Task set »
A. In the text about the BewustWijzer teaching method, how many Rotterdam schools use the method, and of what kinds?
B. Continue the text about the BewustWijzer teaching method from its final sentence.

Supplied text »
____________________

Teach them while they are young

‘It emerged that the headmaster of my children’s primary school was looking for a way to embed sustainability in his teaching method. So far his choices had been limited to individual projects, and many of them were incompatible with the school’s curriculums. He asked for my input to help create a structural solution. Mulling it over, we hit on the idea of developing a method of our own for his school, one that repeatedly presents the kids with challenges on the subjects of “people”, “planet” and “prosperity”. We decided to add a fourth P: “play”: children need to investigate, do, feel and experience. They learn most by making mistakes.’

Sustainability at seven schools

‘We are proud of the result: so far two primary schools and five secondary schools in Rotterdam are using our BewustWijzer (Eco Conscious Learning) method. An applied approach is used for traditional subjects such as arithmetic and language, and the children draw inspiration from nature to solve problems. For the time being we will not venture much further afield, since we offer more than just the teaching materials: we also personally help teachers to implement the method. Of course we hope to go national at some point in the future, even though sales are not our main focus. We will not be happy until we can shut down shop, once it has become the norm to think about both the environment and social responsibility.’

Love for nature versus telephone

‘The initial responses from the children are interesting: sustainability comes considerably more natural to the younger kids than to adolescents. Small children are much closer to nature. Ask them if they want to help mankind, animals and the planet when they grow up, and you get an immediate “yes”. Teenagers are more concerned about having the right phone. Nevertheless, the kids do in fact give positive feedback, and an added benefit is that the schools themselves are becoming more sustainable thanks to our method. Their energy bills are down, teachers have stopped taking disposable cutlery on school camps and more space is being added to the bicycle sheds to encourage more kids to cycle to school. These developments are all linked to awareness.’

Energy bootcamp for young tennis players

‘Curiously, BewustWijzer has brought me back in touch with banking again. Much has changed over the years, and it was an amazing feeling when ABN AMRO asked me to organise a kids event at the World Tennis Tournament – and in my hometown of Rotterdam.

____________________

Excerpted data »

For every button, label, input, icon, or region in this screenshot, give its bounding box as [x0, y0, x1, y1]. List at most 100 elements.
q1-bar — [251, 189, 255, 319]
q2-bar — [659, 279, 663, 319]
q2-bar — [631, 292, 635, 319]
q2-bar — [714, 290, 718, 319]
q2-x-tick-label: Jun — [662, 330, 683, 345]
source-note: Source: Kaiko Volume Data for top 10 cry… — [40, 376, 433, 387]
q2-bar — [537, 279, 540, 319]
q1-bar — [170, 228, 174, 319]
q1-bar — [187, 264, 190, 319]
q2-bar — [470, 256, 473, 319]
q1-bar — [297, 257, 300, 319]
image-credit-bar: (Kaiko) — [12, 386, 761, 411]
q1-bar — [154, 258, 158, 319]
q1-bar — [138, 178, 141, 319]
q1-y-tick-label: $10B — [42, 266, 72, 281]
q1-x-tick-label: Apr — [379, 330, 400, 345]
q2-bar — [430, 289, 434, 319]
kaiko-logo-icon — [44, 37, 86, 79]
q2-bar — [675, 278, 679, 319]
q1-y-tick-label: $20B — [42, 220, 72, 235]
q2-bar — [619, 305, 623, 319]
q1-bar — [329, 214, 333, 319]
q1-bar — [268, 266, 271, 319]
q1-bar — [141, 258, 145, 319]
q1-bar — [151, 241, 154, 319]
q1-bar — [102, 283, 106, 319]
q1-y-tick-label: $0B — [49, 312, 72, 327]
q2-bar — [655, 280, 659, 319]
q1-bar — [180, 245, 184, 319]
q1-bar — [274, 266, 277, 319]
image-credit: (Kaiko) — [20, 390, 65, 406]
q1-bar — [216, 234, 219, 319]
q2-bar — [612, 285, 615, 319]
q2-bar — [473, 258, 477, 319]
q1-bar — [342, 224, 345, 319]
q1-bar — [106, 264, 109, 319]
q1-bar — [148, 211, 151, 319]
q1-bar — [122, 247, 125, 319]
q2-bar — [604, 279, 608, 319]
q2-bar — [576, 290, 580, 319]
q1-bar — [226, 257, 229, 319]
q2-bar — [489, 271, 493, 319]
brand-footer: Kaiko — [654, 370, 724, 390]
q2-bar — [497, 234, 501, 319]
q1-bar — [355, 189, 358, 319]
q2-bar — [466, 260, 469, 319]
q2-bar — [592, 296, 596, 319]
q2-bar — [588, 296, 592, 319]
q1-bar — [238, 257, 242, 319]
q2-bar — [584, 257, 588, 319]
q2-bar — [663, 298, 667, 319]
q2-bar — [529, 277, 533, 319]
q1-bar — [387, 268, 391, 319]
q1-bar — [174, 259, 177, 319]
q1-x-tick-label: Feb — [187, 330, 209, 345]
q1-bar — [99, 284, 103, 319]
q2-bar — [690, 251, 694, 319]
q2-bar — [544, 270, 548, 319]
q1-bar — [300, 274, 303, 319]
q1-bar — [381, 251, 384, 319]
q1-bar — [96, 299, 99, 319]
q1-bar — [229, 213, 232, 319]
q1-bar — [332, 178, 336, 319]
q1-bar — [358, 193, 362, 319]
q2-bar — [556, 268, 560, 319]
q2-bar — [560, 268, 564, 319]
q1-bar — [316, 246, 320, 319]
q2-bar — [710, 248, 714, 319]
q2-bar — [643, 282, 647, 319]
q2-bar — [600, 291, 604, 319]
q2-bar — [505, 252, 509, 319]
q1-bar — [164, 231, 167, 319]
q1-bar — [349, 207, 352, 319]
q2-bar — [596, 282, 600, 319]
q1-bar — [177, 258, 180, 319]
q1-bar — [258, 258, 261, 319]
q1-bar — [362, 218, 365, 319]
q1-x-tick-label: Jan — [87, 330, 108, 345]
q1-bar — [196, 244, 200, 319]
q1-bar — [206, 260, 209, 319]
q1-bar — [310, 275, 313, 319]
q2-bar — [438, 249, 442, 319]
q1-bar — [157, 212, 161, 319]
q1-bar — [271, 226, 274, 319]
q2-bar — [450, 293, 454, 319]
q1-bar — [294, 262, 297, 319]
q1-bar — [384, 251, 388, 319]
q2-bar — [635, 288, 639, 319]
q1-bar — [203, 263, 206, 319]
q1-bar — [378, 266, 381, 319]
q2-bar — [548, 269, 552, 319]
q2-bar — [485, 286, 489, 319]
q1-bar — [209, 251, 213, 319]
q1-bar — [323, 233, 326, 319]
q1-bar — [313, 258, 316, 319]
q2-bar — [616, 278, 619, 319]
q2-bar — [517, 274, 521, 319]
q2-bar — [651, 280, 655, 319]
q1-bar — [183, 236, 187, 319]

____________________

Replies »
A. Seven: two primary schools and five secondary schools.

B.
‘We realised that even a sporting event can be an opportunity for children to learn. So we developed the Energy Bootcamp: an obstacle course where the WTT’s youngest visitors experienced, through games, what they can do to help the climate. The route took in a range of different activities: an interactive test that mapped out the kids’ climate footprints, “smoothie bikes” on which they pedalled to press fresh “orphan fruit”, bicycles showed how much energy a regular lamp costs compared with an LED lamp, and an energy-generating dance floor.’

And the winner is.... the gamers' pedal couch

‘The result was astonishing. Our goal was to reach at least five hundred children, and we had no trouble passing that target. On the dance floor, about 750 kids generated almost 100,000 joules of energy. More than five hundred kids mapped out their climate footprints, and 245 of them shared their ideas, dreams and stories about a brighter world. Occasionally one of the kids would open our eyes: yes, the iPads that we used also cost energy. Only one of them could be the best though: Jort from Zevenbergen designed a couch with pedals for generating your own energy for your TV or PlayStation. This won him the first prize: at the final on Sunday he was awarded a signed Monfils T-shirt.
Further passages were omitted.